- TEXT PASSAGE
January 25, 2011 15:50 IST

Rajeev Srinivasan on one of the best film festivals in India.

This is the second year in a row that I have managed to make it to the International Film Festival of Kerala in Trivandrum from December 10 to 17. Unfortunately, I could only spend two days at the event. It was definitely my loss, as I missed out on what surely were extremely interesting films

I continue to be amazed at how well the IFFK is organised. It is a miracle that in Kerala, which is known for lackadaisical attitudes, this festival goes like clockwork. Literally -- the films actually start on the dot at the appointed time. Once again, I had no trouble with my registration -- the same courteous and helpful Walter D'Cruz (although he was nursing a bad cold) made sure it took me no more than five minutes to get my media pass, just as he had done in 2009.

The festival is a bargain for penurious cineastes, as you get, for some Rs 300, a pass that allows you to see all 210 films over the space of seven days. Of course, it would be physically impossible to see all of them, but if you wished, you could see five a day, if you rushed from one theater to another, and you had tremendous stamina.

The logistics of figuring out what to see when and where is quite formidable, but there is a very well laid-out screening schedule that spans the ten theaters and one open-air auditorium. You could reserve seats for a show one the Internet or via SMS -- but for no more than three films a day, which seems more than adequate. Three is about all I could manage on any given day, so that I did not overdose.

The festival handbook is also very well-produced, a study in economy: each film has a brief description in English and Malayalam, the names of the director/actors, and which festivals it was shown at, and which awards it garnered. Short, simple, and enough to give one an idea of whether the film should be worth seeing. The show daily, an 8 page bilingual colour production, is also quite informative, especially about last-minute additions.

- DATASET CONTENT

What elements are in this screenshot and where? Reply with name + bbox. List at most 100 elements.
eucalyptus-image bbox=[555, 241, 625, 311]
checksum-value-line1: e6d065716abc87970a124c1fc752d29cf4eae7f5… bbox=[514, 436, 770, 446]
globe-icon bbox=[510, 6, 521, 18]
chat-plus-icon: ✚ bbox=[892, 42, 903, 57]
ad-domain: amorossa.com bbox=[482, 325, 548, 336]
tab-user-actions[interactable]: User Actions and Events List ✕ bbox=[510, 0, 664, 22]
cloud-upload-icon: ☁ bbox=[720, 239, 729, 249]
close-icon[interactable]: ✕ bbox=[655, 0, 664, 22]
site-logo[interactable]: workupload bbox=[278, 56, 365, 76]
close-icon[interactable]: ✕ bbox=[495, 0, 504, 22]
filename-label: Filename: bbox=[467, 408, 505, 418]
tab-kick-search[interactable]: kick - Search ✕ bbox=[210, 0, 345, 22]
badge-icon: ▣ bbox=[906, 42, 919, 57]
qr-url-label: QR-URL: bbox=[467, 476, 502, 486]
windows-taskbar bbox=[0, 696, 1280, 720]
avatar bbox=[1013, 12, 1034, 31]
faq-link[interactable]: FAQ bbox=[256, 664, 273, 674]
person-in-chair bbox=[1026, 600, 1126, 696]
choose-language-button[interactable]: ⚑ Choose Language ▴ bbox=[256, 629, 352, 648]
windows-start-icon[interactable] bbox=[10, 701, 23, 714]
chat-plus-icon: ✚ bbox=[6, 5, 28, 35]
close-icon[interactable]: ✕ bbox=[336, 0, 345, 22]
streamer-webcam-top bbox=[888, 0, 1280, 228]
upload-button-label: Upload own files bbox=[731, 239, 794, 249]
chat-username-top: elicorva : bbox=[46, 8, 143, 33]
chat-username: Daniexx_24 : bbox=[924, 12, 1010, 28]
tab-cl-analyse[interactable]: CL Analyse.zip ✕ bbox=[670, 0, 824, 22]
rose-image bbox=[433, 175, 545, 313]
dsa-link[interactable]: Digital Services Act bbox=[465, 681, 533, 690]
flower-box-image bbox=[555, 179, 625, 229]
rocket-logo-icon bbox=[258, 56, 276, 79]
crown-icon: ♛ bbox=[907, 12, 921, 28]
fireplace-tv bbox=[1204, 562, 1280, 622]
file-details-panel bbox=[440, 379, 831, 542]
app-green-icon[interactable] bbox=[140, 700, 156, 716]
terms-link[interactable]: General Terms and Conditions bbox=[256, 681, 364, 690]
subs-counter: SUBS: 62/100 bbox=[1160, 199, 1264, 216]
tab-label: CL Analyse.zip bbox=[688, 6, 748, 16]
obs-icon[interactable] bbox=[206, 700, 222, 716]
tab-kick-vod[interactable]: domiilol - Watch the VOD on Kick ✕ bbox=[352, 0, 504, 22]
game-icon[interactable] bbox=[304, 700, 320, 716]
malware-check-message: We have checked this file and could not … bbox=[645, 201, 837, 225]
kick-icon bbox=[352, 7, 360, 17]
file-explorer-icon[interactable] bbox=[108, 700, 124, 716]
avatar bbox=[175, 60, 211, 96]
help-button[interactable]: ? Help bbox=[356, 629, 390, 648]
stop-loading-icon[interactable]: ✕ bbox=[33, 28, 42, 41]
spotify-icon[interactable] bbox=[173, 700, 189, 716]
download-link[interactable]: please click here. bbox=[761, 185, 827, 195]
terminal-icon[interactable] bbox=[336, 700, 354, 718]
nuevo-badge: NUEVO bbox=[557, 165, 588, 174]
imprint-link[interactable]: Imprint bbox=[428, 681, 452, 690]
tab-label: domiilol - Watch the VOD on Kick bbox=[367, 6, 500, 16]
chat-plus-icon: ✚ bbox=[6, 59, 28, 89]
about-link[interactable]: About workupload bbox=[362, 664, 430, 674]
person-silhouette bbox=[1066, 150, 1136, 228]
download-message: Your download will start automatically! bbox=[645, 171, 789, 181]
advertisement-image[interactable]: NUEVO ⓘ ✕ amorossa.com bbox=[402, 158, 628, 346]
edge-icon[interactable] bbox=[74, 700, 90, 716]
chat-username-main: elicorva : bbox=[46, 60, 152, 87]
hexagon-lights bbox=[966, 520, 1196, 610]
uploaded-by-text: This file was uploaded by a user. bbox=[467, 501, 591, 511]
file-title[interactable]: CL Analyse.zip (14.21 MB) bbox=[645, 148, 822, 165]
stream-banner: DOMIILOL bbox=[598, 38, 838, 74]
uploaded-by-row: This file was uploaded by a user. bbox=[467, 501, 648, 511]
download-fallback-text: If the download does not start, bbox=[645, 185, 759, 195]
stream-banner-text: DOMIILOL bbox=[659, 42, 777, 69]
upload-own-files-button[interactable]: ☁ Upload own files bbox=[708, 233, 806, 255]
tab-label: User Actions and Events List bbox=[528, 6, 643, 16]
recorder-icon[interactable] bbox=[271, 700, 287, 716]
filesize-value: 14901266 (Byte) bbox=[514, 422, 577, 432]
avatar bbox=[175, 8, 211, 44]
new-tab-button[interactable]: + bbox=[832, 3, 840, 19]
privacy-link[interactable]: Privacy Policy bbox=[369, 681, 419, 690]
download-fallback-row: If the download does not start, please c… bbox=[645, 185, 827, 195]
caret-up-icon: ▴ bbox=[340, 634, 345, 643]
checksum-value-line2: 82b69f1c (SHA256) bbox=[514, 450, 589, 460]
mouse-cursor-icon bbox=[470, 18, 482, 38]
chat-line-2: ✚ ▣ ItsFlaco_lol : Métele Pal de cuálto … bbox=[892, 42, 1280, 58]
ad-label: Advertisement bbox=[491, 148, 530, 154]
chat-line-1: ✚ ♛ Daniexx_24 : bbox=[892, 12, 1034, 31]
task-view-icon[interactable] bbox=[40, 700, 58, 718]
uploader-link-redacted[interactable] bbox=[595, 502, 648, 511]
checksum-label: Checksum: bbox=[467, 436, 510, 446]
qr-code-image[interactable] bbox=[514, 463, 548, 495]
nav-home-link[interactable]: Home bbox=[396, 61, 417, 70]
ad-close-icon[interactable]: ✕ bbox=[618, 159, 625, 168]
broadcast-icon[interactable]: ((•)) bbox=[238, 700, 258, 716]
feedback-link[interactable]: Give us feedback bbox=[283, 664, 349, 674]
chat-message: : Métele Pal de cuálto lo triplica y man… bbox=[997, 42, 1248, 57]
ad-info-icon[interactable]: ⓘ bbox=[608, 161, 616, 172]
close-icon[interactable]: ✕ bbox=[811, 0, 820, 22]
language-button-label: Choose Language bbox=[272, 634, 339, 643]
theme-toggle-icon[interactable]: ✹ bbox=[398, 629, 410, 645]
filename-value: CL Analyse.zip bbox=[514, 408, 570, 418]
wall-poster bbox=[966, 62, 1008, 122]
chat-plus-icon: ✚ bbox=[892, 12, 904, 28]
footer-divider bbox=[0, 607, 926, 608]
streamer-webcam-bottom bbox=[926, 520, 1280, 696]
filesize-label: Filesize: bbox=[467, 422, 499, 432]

- YOUR OBJECTIVE
Reproduce the passage on the Kerala film festival word for word, from "I continue to" to "done in 2009.". The records bear no relation to the text.

- OUTPUT FOR THIS TASK
I continue to be amazed at how well the IFFK is organised. It is a miracle that in Kerala, which is known for lackadaisical attitudes, this festival goes like clockwork. Literally -- the films actually start on the dot at the appointed time. Once again, I had no trouble with my registration -- the same courteous and helpful Walter D'Cruz (although he was nursing a bad cold) made sure it took me no more than five minutes to get my media pass, just as he had done in 2009.